Exercise materials
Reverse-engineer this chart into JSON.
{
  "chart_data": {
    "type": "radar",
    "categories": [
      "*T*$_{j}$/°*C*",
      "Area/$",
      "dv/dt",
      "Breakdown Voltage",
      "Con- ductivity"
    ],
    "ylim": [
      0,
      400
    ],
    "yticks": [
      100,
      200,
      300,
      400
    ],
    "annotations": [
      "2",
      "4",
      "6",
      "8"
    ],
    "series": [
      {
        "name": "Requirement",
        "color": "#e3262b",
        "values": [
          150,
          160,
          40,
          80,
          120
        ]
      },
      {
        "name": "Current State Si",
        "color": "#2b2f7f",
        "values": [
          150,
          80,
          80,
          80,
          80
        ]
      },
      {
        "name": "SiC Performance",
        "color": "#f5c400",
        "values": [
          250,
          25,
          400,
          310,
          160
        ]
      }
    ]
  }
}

Task objective
Every line above needs to be retyped exactly.

Output of the task
Reverse-engineer this chart into JSON.
{
  "chart_data": {
    "type": "radar",
    "categories": [
      "*T*$_{j}$/°*C*",
      "Area/$",
      "dv/dt",
      "Breakdown Voltage",
      "Con- ductivity"
    ],
    "ylim": [
      0,
      400
    ],
    "yticks": [
      100,
      200,
      300,
      400
    ],
    "annotations": [
      "2",
      "4",
      "6",
      "8"
    ],
    "series": [
      {
        "name": "Requirement",
        "color": "#e3262b",
        "values": [
          150,
          160,
          40,
          80,
          120
        ]
      },
      {
        "name": "Current State Si",
        "color": "#2b2f7f",
        "values": [
          150,
          80,
          80,
          80,
          80
        ]
      },
      {
        "name": "SiC Performance",
        "color": "#f5c400",
        "values": [
          250,
          25,
          400,
          310,
          160
        ]
      }
    ]
  }
}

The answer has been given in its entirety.